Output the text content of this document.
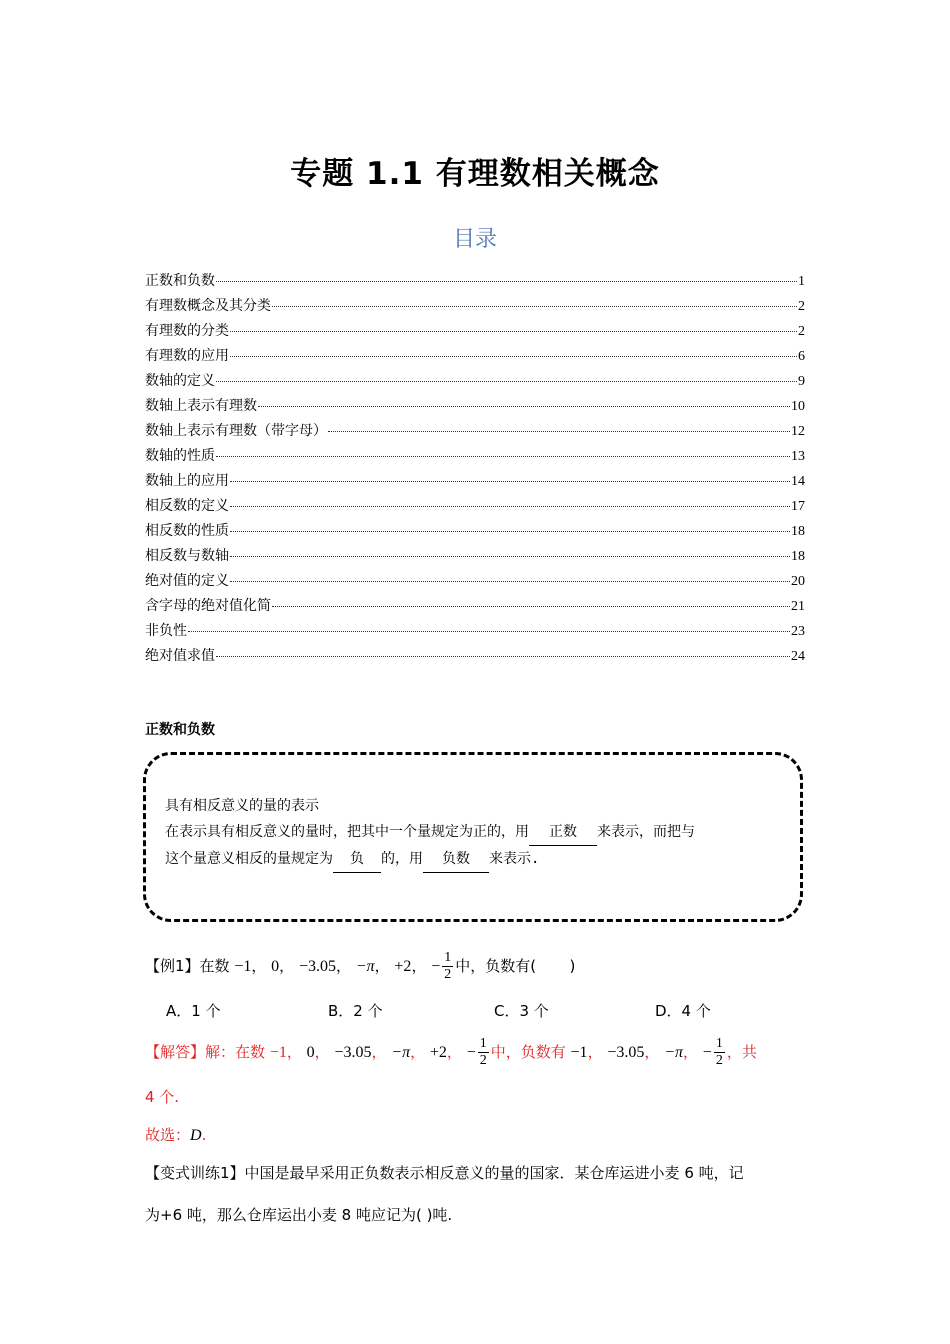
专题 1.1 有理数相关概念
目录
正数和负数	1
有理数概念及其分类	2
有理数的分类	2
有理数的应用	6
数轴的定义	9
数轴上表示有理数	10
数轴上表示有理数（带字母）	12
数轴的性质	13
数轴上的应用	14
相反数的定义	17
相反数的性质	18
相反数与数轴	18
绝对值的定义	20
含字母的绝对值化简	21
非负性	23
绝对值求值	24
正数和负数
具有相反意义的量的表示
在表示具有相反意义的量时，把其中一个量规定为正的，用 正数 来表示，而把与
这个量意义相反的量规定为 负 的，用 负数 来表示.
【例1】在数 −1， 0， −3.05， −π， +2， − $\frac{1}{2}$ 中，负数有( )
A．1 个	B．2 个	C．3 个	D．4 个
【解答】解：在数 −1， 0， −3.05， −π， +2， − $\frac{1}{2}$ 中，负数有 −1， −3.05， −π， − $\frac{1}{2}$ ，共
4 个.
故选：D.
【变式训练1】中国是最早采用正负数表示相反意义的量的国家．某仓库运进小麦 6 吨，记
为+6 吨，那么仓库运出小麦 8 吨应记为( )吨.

⁂

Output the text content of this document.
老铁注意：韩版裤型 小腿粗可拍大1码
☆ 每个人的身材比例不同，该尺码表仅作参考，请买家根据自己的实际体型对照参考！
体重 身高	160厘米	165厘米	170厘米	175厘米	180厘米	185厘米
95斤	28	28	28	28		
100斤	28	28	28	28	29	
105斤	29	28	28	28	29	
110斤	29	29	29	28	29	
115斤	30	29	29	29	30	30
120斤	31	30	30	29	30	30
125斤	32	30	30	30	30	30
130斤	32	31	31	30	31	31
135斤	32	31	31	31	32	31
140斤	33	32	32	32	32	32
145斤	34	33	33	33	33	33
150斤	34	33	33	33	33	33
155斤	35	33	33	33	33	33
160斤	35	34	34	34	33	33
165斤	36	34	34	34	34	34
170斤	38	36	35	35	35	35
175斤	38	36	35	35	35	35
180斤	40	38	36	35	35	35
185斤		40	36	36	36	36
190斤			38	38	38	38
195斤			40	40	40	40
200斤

⁂

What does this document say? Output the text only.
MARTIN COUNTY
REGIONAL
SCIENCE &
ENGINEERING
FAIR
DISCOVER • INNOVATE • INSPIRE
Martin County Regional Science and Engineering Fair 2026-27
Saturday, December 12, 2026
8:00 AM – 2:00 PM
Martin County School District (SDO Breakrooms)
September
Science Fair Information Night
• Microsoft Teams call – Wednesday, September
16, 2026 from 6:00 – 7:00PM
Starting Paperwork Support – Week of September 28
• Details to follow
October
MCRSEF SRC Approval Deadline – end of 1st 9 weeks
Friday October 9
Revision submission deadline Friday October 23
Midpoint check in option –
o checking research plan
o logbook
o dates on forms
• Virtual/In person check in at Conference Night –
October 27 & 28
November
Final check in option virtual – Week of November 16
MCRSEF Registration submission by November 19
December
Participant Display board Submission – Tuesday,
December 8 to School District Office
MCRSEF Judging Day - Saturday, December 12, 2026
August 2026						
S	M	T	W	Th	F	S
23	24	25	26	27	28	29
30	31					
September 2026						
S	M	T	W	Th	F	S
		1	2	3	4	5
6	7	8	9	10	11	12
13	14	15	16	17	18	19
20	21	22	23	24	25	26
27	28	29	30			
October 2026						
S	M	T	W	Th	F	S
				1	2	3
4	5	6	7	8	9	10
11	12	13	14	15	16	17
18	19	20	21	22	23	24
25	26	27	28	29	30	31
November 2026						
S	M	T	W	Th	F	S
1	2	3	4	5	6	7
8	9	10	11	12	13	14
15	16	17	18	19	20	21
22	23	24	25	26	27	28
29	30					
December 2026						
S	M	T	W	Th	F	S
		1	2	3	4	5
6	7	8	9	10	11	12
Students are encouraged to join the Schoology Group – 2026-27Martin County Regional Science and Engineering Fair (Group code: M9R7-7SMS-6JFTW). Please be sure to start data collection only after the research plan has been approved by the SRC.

⁂

- _WORK TO DO_:
Using the listing above, list every line in which the string "September" occurs.

- _REPLY_:
September
• Microsoft Teams call – Wednesday, September
Starting Paperwork Support – Week of September 28
September 2026						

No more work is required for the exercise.